**Problem to work on:** Find each line holding "Incl" and copy it out.

**Supplied records:**

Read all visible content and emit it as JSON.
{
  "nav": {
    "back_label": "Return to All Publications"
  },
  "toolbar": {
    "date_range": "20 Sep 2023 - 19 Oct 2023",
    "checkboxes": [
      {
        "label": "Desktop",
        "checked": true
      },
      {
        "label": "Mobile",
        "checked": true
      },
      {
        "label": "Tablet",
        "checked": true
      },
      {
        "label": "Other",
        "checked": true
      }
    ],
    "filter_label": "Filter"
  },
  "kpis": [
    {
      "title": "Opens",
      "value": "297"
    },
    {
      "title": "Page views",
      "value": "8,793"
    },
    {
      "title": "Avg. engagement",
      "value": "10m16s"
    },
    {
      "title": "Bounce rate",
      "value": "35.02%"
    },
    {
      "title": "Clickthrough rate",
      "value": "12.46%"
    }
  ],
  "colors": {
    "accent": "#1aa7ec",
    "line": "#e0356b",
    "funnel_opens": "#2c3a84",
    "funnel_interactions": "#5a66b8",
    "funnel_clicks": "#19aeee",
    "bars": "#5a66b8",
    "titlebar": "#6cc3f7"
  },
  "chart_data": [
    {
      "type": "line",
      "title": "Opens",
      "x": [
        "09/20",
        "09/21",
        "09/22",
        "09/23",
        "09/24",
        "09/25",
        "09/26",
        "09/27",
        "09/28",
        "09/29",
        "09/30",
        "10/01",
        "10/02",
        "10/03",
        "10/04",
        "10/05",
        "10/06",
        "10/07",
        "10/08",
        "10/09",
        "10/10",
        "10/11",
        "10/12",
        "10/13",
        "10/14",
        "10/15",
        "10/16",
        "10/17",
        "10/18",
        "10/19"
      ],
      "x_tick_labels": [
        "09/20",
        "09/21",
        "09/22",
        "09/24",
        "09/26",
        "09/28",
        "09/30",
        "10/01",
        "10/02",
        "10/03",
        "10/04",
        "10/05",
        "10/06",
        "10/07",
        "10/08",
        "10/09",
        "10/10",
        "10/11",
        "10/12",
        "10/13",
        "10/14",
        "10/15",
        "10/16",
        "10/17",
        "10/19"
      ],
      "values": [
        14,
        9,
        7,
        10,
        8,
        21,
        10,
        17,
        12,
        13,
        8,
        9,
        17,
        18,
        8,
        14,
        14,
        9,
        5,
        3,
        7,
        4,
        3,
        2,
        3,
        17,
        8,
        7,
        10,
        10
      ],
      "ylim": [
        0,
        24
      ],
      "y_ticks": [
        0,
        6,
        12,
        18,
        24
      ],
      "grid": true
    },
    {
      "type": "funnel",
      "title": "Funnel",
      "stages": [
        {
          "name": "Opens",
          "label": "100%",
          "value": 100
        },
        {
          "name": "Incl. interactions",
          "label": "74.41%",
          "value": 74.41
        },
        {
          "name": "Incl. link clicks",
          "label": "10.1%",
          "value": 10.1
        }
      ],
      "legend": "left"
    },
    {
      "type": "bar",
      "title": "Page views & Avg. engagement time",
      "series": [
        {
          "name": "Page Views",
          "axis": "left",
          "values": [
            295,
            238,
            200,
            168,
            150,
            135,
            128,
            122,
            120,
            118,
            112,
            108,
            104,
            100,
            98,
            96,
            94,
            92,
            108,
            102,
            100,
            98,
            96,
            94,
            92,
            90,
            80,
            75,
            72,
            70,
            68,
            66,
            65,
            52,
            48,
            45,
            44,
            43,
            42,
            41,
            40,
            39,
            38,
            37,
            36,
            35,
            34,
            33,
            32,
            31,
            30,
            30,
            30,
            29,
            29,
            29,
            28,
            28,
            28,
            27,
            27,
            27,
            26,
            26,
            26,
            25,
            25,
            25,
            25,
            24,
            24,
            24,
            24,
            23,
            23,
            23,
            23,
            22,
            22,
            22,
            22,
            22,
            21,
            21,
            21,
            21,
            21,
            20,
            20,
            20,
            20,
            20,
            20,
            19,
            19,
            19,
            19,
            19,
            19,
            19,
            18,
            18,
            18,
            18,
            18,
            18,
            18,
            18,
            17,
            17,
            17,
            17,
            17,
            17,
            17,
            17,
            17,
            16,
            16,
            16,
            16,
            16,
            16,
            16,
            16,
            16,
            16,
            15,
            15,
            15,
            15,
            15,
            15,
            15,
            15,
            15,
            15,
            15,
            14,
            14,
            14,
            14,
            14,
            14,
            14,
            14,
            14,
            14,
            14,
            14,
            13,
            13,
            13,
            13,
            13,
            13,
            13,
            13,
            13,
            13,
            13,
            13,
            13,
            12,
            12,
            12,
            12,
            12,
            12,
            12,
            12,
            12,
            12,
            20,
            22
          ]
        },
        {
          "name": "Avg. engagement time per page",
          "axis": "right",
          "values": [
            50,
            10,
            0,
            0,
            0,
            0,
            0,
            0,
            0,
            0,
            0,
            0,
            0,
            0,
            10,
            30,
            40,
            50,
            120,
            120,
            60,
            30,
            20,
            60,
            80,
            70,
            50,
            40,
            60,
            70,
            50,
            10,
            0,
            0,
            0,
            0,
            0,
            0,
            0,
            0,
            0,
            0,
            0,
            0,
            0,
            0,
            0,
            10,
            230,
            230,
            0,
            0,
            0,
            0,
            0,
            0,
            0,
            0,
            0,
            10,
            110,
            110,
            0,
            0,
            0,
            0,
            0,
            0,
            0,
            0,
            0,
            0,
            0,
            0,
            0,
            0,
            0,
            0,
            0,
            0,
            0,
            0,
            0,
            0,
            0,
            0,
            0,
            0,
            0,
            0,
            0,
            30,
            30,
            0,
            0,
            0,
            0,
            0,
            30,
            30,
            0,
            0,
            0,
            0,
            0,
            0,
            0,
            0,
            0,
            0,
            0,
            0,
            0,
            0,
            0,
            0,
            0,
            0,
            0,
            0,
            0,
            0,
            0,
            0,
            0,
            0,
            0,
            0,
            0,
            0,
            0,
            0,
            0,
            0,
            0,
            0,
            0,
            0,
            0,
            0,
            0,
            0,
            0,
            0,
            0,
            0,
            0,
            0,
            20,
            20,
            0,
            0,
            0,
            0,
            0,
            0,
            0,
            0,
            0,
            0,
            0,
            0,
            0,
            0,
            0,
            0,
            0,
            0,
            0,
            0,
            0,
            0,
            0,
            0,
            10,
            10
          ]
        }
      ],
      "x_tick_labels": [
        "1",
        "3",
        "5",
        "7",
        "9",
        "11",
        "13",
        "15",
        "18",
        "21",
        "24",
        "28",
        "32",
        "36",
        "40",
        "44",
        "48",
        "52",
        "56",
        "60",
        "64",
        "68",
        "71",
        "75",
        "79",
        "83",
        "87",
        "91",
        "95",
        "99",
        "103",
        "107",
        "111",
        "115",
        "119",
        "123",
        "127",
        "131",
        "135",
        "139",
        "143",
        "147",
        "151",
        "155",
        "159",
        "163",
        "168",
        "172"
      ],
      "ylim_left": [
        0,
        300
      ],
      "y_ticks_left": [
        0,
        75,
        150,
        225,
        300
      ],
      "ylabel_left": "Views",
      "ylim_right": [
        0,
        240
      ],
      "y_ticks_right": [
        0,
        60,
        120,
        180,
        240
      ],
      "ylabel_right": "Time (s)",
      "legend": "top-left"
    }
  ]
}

**In response:**
          "name": "Incl. interactions",
          "name": "Incl. link clicks",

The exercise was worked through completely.